WRITTEN EXERCISE: Would you retype all of these records exactly?

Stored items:
____________
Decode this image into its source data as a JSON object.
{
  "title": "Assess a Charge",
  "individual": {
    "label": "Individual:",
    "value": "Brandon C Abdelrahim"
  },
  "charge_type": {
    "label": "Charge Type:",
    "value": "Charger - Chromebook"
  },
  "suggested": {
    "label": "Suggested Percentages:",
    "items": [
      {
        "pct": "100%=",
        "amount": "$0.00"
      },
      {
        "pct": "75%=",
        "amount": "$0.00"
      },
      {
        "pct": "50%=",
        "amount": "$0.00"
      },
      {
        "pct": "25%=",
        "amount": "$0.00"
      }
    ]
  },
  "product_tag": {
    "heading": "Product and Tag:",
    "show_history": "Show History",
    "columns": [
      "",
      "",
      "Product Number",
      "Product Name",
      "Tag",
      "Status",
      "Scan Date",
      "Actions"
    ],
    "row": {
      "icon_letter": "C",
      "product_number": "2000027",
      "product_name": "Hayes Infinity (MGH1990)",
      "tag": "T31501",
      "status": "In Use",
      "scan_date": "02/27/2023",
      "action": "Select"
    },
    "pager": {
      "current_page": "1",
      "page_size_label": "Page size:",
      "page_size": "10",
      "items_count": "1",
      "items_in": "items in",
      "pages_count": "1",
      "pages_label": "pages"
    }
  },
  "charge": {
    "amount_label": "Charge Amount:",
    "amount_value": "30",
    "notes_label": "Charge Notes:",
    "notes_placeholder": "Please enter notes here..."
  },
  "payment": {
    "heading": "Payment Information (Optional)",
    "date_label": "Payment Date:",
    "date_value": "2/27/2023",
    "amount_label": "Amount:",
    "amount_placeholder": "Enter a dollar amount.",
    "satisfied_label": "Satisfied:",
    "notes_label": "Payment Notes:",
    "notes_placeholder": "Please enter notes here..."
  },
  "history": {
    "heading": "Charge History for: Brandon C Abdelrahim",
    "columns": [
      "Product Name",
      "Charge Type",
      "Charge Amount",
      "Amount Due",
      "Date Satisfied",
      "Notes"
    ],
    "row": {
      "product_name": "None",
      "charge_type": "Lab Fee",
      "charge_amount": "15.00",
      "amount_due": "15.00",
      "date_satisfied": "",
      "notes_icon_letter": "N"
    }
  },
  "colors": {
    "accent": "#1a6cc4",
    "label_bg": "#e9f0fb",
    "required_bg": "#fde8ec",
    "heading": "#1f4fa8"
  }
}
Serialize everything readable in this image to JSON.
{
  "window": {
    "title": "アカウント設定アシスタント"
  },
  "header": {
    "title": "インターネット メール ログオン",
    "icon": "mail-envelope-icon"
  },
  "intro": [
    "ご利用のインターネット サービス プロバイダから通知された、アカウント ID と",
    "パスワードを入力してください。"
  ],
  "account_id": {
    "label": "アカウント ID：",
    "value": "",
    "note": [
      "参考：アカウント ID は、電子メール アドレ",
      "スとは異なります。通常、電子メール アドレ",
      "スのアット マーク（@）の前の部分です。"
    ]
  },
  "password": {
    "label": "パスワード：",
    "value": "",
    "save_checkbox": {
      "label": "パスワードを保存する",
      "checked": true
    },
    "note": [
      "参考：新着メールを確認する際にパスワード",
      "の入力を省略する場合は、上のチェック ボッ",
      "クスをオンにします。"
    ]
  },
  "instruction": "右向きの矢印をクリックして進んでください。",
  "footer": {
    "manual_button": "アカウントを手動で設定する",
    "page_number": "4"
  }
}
____________
EXERCISE SOLUTION:
Decode this image into its source data as a JSON object.
{
  "title": "Assess a Charge",
  "individual": {
    "label": "Individual:",
    "value": "Brandon C Abdelrahim"
  },
  "charge_type": {
    "label": "Charge Type:",
    "value": "Charger - Chromebook"
  },
  "suggested": {
    "label": "Suggested Percentages:",
    "items": [
      {
        "pct": "100%=",
        "amount": "$0.00"
      },
      {
        "pct": "75%=",
        "amount": "$0.00"
      },
      {
        "pct": "50%=",
        "amount": "$0.00"
      },
      {
        "pct": "25%=",
        "amount": "$0.00"
      }
    ]
  },
  "product_tag": {
    "heading": "Product and Tag:",
    "show_history": "Show History",
    "columns": [
      "",
      "",
      "Product Number",
      "Product Name",
      "Tag",
      "Status",
      "Scan Date",
      "Actions"
    ],
    "row": {
      "icon_letter": "C",
      "product_number": "2000027",
      "product_name": "Hayes Infinity (MGH1990)",
      "tag": "T31501",
      "status": "In Use",
      "scan_date": "02/27/2023",
      "action": "Select"
    },
    "pager": {
      "current_page": "1",
      "page_size_label": "Page size:",
      "page_size": "10",
      "items_count": "1",
      "items_in": "items in",
      "pages_count": "1",
      "pages_label": "pages"
    }
  },
  "charge": {
    "amount_label": "Charge Amount:",
    "amount_value": "30",
    "notes_label": "Charge Notes:",
    "notes_placeholder": "Please enter notes here..."
  },
  "payment": {
    "heading": "Payment Information (Optional)",
    "date_label": "Payment Date:",
    "date_value": "2/27/2023",
    "amount_label": "Amount:",
    "amount_placeholder": "Enter a dollar amount.",
    "satisfied_label": "Satisfied:",
    "notes_label": "Payment Notes:",
    "notes_placeholder": "Please enter notes here..."
  },
  "history": {
    "heading": "Charge History for: Brandon C Abdelrahim",
    "columns": [
      "Product Name",
      "Charge Type",
      "Charge Amount",
      "Amount Due",
      "Date Satisfied",
      "Notes"
    ],
    "row": {
      "product_name": "None",
      "charge_type": "Lab Fee",
      "charge_amount": "15.00",
      "amount_due": "15.00",
      "date_satisfied": "",
      "notes_icon_letter": "N"
    }
  },
  "colors": {
    "accent": "#1a6cc4",
    "label_bg": "#e9f0fb",
    "required_bg": "#fde8ec",
    "heading": "#1f4fa8"
  }
}
Serialize everything readable in this image to JSON.
{
  "window": {
    "title": "アカウント設定アシスタント"
  },
  "header": {
    "title": "インターネット メール ログオン",
    "icon": "mail-envelope-icon"
  },
  "intro": [
    "ご利用のインターネット サービス プロバイダから通知された、アカウント ID と",
    "パスワードを入力してください。"
  ],
  "account_id": {
    "label": "アカウント ID：",
    "value": "",
    "note": [
      "参考：アカウント ID は、電子メール アドレ",
      "スとは異なります。通常、電子メール アドレ",
      "スのアット マーク（@）の前の部分です。"
    ]
  },
  "password": {
    "label": "パスワード：",
    "value": "",
    "save_checkbox": {
      "label": "パスワードを保存する",
      "checked": true
    },
    "note": [
      "参考：新着メールを確認する際にパスワード",
      "の入力を省略する場合は、上のチェック ボッ",
      "クスをオンにします。"
    ]
  },
  "instruction": "右向きの矢印をクリックして進んでください。",
  "footer": {
    "manual_button": "アカウントを手動で設定する",
    "page_number": "4"
  }
}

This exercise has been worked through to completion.